▶ Exercise brief:
Can the data below be echoed back word for word?

[START Given entries]

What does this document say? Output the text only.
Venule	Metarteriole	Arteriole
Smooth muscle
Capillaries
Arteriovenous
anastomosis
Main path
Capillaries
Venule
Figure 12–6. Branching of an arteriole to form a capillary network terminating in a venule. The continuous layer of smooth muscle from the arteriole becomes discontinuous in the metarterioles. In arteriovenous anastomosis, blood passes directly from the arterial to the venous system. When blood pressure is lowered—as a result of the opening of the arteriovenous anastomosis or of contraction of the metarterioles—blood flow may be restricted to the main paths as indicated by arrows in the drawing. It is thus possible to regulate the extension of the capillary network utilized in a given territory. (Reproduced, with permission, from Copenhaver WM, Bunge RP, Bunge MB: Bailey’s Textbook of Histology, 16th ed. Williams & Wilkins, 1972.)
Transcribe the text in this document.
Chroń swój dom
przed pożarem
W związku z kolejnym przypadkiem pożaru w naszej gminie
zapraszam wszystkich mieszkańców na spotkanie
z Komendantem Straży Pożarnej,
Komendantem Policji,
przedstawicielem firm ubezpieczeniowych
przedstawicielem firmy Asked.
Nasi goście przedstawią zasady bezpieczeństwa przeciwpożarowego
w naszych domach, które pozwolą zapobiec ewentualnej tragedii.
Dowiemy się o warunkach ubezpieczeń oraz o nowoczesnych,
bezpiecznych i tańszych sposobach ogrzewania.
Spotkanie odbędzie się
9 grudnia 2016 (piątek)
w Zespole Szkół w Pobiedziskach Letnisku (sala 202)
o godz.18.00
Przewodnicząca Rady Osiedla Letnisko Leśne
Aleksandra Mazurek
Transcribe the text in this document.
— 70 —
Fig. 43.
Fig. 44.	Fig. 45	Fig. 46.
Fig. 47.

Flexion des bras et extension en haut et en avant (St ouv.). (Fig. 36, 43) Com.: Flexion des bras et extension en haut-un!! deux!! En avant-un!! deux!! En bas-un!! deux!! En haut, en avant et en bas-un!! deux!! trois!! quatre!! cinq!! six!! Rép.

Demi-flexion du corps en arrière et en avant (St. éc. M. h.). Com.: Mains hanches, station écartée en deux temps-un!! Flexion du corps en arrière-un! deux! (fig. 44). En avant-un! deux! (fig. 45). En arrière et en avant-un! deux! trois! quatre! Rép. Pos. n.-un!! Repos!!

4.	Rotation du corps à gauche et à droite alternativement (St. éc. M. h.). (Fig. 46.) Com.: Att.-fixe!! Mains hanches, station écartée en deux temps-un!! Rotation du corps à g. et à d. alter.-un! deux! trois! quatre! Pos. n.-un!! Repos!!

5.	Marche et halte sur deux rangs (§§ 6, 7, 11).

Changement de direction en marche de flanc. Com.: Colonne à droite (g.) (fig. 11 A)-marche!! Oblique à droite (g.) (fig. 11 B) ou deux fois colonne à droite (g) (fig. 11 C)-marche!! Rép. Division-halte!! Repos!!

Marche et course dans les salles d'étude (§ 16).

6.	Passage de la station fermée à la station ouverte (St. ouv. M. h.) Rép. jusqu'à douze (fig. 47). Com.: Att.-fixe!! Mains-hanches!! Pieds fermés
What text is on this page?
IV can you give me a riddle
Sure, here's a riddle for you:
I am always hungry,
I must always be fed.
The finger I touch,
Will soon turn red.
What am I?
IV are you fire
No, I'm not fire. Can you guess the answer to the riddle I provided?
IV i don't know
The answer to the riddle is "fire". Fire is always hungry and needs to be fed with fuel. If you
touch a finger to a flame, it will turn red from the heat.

[END Given entries]

▶ Expected answer:
What does this document say? Output the text only.
Venule	Metarteriole	Arteriole
Smooth muscle
Capillaries
Arteriovenous
anastomosis
Main path
Capillaries
Venule
Figure 12–6. Branching of an arteriole to form a capillary network terminating in a venule. The continuous layer of smooth muscle from the arteriole becomes discontinuous in the metarterioles. In arteriovenous anastomosis, blood passes directly from the arterial to the venous system. When blood pressure is lowered—as a result of the opening of the arteriovenous anastomosis or of contraction of the metarterioles—blood flow may be restricted to the main paths as indicated by arrows in the drawing. It is thus possible to regulate the extension of the capillary network utilized in a given territory. (Reproduced, with permission, from Copenhaver WM, Bunge RP, Bunge MB: Bailey’s Textbook of Histology, 16th ed. Williams & Wilkins, 1972.)
Transcribe the text in this document.
Chroń swój dom
przed pożarem
W związku z kolejnym przypadkiem pożaru w naszej gminie
zapraszam wszystkich mieszkańców na spotkanie
z Komendantem Straży Pożarnej,
Komendantem Policji,
przedstawicielem firm ubezpieczeniowych
przedstawicielem firmy Asked.
Nasi goście przedstawią zasady bezpieczeństwa przeciwpożarowego
w naszych domach, które pozwolą zapobiec ewentualnej tragedii.
Dowiemy się o warunkach ubezpieczeń oraz o nowoczesnych,
bezpiecznych i tańszych sposobach ogrzewania.
Spotkanie odbędzie się
9 grudnia 2016 (piątek)
w Zespole Szkół w Pobiedziskach Letnisku (sala 202)
o godz.18.00
Przewodnicząca Rady Osiedla Letnisko Leśne
Aleksandra Mazurek
Transcribe the text in this document.
— 70 —
Fig. 43.
Fig. 44.	Fig. 45	Fig. 46.
Fig. 47.

Flexion des bras et extension en haut et en avant (St ouv.). (Fig. 36, 43) Com.: Flexion des bras et extension en haut-un!! deux!! En avant-un!! deux!! En bas-un!! deux!! En haut, en avant et en bas-un!! deux!! trois!! quatre!! cinq!! six!! Rép.

Demi-flexion du corps en arrière et en avant (St. éc. M. h.). Com.: Mains hanches, station écartée en deux temps-un!! Flexion du corps en arrière-un! deux! (fig. 44). En avant-un! deux! (fig. 45). En arrière et en avant-un! deux! trois! quatre! Rép. Pos. n.-un!! Repos!!

4.	Rotation du corps à gauche et à droite alternativement (St. éc. M. h.). (Fig. 46.) Com.: Att.-fixe!! Mains hanches, station écartée en deux temps-un!! Rotation du corps à g. et à d. alter.-un! deux! trois! quatre! Pos. n.-un!! Repos!!

5.	Marche et halte sur deux rangs (§§ 6, 7, 11).

Changement de direction en marche de flanc. Com.: Colonne à droite (g.) (fig. 11 A)-marche!! Oblique à droite (g.) (fig. 11 B) ou deux fois colonne à droite (g) (fig. 11 C)-marche!! Rép. Division-halte!! Repos!!

Marche et course dans les salles d'étude (§ 16).

6.	Passage de la station fermée à la station ouverte (St. ouv. M. h.) Rép. jusqu'à douze (fig. 47). Com.: Att.-fixe!! Mains-hanches!! Pieds fermés
What text is on this page?
IV can you give me a riddle
Sure, here's a riddle for you:
I am always hungry,
I must always be fed.
The finger I touch,
Will soon turn red.
What am I?
IV are you fire
No, I'm not fire. Can you guess the answer to the riddle I provided?
IV i don't know
The answer to the riddle is "fire". Fire is always hungry and needs to be fed with fuel. If you
touch a finger to a flame, it will turn red from the heat.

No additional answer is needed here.